━━━━━ SUPPLIED DATA

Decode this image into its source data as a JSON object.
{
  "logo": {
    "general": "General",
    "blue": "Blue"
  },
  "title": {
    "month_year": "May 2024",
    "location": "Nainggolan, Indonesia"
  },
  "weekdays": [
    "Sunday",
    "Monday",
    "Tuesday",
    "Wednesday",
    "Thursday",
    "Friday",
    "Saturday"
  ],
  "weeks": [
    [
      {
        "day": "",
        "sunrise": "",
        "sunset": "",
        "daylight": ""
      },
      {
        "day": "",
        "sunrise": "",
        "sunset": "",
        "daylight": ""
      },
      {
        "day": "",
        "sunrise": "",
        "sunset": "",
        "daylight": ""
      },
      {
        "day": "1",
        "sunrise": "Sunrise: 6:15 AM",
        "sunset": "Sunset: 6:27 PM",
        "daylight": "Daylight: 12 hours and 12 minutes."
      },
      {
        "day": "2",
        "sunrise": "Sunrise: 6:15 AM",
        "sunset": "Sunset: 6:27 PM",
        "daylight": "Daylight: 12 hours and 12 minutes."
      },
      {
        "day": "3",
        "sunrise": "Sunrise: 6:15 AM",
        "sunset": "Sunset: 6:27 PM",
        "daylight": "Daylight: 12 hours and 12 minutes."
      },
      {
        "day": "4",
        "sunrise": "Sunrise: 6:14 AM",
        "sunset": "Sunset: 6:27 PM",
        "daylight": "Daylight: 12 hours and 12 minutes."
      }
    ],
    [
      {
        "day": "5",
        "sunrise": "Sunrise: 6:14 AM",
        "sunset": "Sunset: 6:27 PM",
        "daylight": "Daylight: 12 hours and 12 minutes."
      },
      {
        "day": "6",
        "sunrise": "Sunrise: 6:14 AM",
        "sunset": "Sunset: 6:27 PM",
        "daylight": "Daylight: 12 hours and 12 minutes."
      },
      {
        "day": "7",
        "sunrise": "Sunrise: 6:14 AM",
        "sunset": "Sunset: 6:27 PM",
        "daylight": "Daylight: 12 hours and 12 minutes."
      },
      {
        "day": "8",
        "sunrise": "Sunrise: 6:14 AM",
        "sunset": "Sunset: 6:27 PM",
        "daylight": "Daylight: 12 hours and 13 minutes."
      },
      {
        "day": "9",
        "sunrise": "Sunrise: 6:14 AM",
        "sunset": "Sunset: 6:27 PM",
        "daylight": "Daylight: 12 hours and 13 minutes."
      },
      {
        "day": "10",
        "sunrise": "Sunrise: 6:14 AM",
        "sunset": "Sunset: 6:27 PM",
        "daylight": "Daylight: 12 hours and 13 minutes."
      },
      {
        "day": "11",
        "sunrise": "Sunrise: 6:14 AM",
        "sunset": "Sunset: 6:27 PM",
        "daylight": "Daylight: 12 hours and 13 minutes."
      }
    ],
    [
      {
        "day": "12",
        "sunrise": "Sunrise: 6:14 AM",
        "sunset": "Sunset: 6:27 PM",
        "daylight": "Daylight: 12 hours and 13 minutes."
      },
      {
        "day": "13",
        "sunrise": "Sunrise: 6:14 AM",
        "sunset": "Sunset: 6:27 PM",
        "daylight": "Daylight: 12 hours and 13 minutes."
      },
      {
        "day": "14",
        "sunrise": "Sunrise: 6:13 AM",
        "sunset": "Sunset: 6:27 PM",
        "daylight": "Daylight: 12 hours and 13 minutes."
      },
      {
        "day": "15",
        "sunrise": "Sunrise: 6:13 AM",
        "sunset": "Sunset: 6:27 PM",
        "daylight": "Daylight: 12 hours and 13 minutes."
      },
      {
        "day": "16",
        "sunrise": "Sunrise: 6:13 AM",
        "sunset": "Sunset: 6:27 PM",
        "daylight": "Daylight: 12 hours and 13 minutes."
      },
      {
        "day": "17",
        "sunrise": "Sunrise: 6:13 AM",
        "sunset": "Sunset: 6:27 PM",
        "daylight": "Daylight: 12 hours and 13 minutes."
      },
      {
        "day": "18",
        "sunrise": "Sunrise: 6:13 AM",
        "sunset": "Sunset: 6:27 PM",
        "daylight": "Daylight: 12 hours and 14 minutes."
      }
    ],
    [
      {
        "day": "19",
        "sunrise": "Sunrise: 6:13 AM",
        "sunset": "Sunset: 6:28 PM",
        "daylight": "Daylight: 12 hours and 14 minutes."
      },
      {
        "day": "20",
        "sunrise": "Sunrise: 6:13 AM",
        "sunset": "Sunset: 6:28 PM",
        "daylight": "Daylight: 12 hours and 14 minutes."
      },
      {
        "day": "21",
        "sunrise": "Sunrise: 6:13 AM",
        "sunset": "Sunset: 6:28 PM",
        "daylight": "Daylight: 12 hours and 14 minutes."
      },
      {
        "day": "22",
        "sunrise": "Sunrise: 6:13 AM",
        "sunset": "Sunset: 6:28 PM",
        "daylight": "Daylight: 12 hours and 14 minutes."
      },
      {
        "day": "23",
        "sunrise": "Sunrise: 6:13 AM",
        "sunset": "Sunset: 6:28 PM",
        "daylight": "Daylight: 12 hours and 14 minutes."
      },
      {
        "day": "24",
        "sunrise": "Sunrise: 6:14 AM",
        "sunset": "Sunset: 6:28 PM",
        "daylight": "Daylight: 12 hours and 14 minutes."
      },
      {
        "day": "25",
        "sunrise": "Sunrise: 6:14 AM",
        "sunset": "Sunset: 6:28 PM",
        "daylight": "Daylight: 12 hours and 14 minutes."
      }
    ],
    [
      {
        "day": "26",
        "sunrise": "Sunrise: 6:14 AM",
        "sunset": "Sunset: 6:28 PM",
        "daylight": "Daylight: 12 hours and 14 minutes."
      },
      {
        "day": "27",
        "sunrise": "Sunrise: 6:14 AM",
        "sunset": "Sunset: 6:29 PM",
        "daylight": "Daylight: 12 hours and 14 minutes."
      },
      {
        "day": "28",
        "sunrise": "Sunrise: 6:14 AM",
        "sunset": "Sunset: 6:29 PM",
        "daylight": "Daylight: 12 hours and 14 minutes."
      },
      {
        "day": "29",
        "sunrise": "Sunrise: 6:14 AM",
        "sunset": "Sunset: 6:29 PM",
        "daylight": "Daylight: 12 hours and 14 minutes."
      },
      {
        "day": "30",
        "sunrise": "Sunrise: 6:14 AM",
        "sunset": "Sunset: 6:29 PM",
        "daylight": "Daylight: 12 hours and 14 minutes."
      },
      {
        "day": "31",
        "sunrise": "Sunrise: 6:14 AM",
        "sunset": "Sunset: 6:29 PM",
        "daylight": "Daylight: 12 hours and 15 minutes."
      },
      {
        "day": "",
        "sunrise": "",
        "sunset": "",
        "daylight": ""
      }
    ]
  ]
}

━━━━━━━━━━

- _WHAT YOU WILL DO_:
Copy out the whole listing, exactly as written.

- _EXERCISE ANSWER_:
Decode this image into its source data as a JSON object.
{
  "logo": {
    "general": "General",
    "blue": "Blue"
  },
  "title": {
    "month_year": "May 2024",
    "location": "Nainggolan, Indonesia"
  },
  "weekdays": [
    "Sunday",
    "Monday",
    "Tuesday",
    "Wednesday",
    "Thursday",
    "Friday",
    "Saturday"
  ],
  "weeks": [
    [
      {
        "day": "",
        "sunrise": "",
        "sunset": "",
        "daylight": ""
      },
      {
        "day": "",
        "sunrise": "",
        "sunset": "",
        "daylight": ""
      },
      {
        "day": "",
        "sunrise": "",
        "sunset": "",
        "daylight": ""
      },
      {
        "day": "1",
        "sunrise": "Sunrise: 6:15 AM",
        "sunset": "Sunset: 6:27 PM",
        "daylight": "Daylight: 12 hours and 12 minutes."
      },
      {
        "day": "2",
        "sunrise": "Sunrise: 6:15 AM",
        "sunset": "Sunset: 6:27 PM",
        "daylight": "Daylight: 12 hours and 12 minutes."
      },
      {
        "day": "3",
        "sunrise": "Sunrise: 6:15 AM",
        "sunset": "Sunset: 6:27 PM",
        "daylight": "Daylight: 12 hours and 12 minutes."
      },
      {
        "day": "4",
        "sunrise": "Sunrise: 6:14 AM",
        "sunset": "Sunset: 6:27 PM",
        "daylight": "Daylight: 12 hours and 12 minutes."
      }
    ],
    [
      {
        "day": "5",
        "sunrise": "Sunrise: 6:14 AM",
        "sunset": "Sunset: 6:27 PM",
        "daylight": "Daylight: 12 hours and 12 minutes."
      },
      {
        "day": "6",
        "sunrise": "Sunrise: 6:14 AM",
        "sunset": "Sunset: 6:27 PM",
        "daylight": "Daylight: 12 hours and 12 minutes."
      },
      {
        "day": "7",
        "sunrise": "Sunrise: 6:14 AM",
        "sunset": "Sunset: 6:27 PM",
        "daylight": "Daylight: 12 hours and 12 minutes."
      },
      {
        "day": "8",
        "sunrise": "Sunrise: 6:14 AM",
        "sunset": "Sunset: 6:27 PM",
        "daylight": "Daylight: 12 hours and 13 minutes."
      },
      {
        "day": "9",
        "sunrise": "Sunrise: 6:14 AM",
        "sunset": "Sunset: 6:27 PM",
        "daylight": "Daylight: 12 hours and 13 minutes."
      },
      {
        "day": "10",
        "sunrise": "Sunrise: 6:14 AM",
        "sunset": "Sunset: 6:27 PM",
        "daylight": "Daylight: 12 hours and 13 minutes."
      },
      {
        "day": "11",
        "sunrise": "Sunrise: 6:14 AM",
        "sunset": "Sunset: 6:27 PM",
        "daylight": "Daylight: 12 hours and 13 minutes."
      }
    ],
    [
      {
        "day": "12",
        "sunrise": "Sunrise: 6:14 AM",
        "sunset": "Sunset: 6:27 PM",
        "daylight": "Daylight: 12 hours and 13 minutes."
      },
      {
        "day": "13",
        "sunrise": "Sunrise: 6:14 AM",
        "sunset": "Sunset: 6:27 PM",
        "daylight": "Daylight: 12 hours and 13 minutes."
      },
      {
        "day": "14",
        "sunrise": "Sunrise: 6:13 AM",
        "sunset": "Sunset: 6:27 PM",
        "daylight": "Daylight: 12 hours and 13 minutes."
      },
      {
        "day": "15",
        "sunrise": "Sunrise: 6:13 AM",
        "sunset": "Sunset: 6:27 PM",
        "daylight": "Daylight: 12 hours and 13 minutes."
      },
      {
        "day": "16",
        "sunrise": "Sunrise: 6:13 AM",
        "sunset": "Sunset: 6:27 PM",
        "daylight": "Daylight: 12 hours and 13 minutes."
      },
      {
        "day": "17",
        "sunrise": "Sunrise: 6:13 AM",
        "sunset": "Sunset: 6:27 PM",
        "daylight": "Daylight: 12 hours and 13 minutes."
      },
      {
        "day": "18",
        "sunrise": "Sunrise: 6:13 AM",
        "sunset": "Sunset: 6:27 PM",
        "daylight": "Daylight: 12 hours and 14 minutes."
      }
    ],
    [
      {
        "day": "19",
        "sunrise": "Sunrise: 6:13 AM",
        "sunset": "Sunset: 6:28 PM",
        "daylight": "Daylight: 12 hours and 14 minutes."
      },
      {
        "day": "20",
        "sunrise": "Sunrise: 6:13 AM",
        "sunset": "Sunset: 6:28 PM",
        "daylight": "Daylight: 12 hours and 14 minutes."
      },
      {
        "day": "21",
        "sunrise": "Sunrise: 6:13 AM",
        "sunset": "Sunset: 6:28 PM",
        "daylight": "Daylight: 12 hours and 14 minutes."
      },
      {
        "day": "22",
        "sunrise": "Sunrise: 6:13 AM",
        "sunset": "Sunset: 6:28 PM",
        "daylight": "Daylight: 12 hours and 14 minutes."
      },
      {
        "day": "23",
        "sunrise": "Sunrise: 6:13 AM",
        "sunset": "Sunset: 6:28 PM",
        "daylight": "Daylight: 12 hours and 14 minutes."
      },
      {
        "day": "24",
        "sunrise": "Sunrise: 6:14 AM",
        "sunset": "Sunset: 6:28 PM",
        "daylight": "Daylight: 12 hours and 14 minutes."
      },
      {
        "day": "25",
        "sunrise": "Sunrise: 6:14 AM",
        "sunset": "Sunset: 6:28 PM",
        "daylight": "Daylight: 12 hours and 14 minutes."
      }
    ],
    [
      {
        "day": "26",
        "sunrise": "Sunrise: 6:14 AM",
        "sunset": "Sunset: 6:28 PM",
        "daylight": "Daylight: 12 hours and 14 minutes."
      },
      {
        "day": "27",
        "sunrise": "Sunrise: 6:14 AM",
        "sunset": "Sunset: 6:29 PM",
        "daylight": "Daylight: 12 hours and 14 minutes."
      },
      {
        "day": "28",
        "sunrise": "Sunrise: 6:14 AM",
        "sunset": "Sunset: 6:29 PM",
        "daylight": "Daylight: 12 hours and 14 minutes."
      },
      {
        "day": "29",
        "sunrise": "Sunrise: 6:14 AM",
        "sunset": "Sunset: 6:29 PM",
        "daylight": "Daylight: 12 hours and 14 minutes."
      },
      {
        "day": "30",
        "sunrise": "Sunrise: 6:14 AM",
        "sunset": "Sunset: 6:29 PM",
        "daylight": "Daylight: 12 hours and 14 minutes."
      },
      {
        "day": "31",
        "sunrise": "Sunrise: 6:14 AM",
        "sunset": "Sunset: 6:29 PM",
        "daylight": "Daylight: 12 hours and 15 minutes."
      },
      {
        "day": "",
        "sunrise": "",
        "sunset": "",
        "daylight": ""
      }
    ]
  ]
}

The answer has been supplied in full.